Exercise objective:
State how many lines in the listing below include the word "ВИПАДКІВ". Give nothing but the number.

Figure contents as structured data
---------------
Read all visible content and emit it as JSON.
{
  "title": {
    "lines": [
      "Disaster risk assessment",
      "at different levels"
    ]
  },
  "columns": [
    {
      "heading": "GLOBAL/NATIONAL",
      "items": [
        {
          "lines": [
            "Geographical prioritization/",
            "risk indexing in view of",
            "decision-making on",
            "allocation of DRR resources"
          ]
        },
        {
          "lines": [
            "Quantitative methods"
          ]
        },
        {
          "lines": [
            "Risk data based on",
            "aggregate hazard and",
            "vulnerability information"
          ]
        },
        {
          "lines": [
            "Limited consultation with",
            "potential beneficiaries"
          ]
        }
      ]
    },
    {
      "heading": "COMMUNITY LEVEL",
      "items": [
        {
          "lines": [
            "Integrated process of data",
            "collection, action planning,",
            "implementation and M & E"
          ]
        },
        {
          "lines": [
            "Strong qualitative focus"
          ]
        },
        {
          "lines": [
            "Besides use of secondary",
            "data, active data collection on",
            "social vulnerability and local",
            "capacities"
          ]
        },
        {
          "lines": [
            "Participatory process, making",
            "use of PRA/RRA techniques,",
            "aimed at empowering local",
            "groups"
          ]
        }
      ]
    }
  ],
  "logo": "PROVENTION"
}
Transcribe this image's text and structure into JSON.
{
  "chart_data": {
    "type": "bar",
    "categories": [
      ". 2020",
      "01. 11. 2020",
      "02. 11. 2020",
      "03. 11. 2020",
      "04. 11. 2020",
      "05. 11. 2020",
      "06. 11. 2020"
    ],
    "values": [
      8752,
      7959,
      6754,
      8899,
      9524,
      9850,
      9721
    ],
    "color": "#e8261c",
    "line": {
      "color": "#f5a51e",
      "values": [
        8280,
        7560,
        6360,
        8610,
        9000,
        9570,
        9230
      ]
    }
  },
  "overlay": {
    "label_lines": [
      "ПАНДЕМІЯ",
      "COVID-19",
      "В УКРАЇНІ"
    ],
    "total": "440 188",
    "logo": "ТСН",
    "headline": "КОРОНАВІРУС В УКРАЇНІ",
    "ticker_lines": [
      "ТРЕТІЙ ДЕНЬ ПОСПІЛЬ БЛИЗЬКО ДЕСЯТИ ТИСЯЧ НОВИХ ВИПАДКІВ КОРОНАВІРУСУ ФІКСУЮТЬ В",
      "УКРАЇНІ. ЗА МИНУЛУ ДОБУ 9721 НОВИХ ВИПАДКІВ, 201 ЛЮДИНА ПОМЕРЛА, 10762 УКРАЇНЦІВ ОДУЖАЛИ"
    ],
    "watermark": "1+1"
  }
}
---------------
Exercise response:
2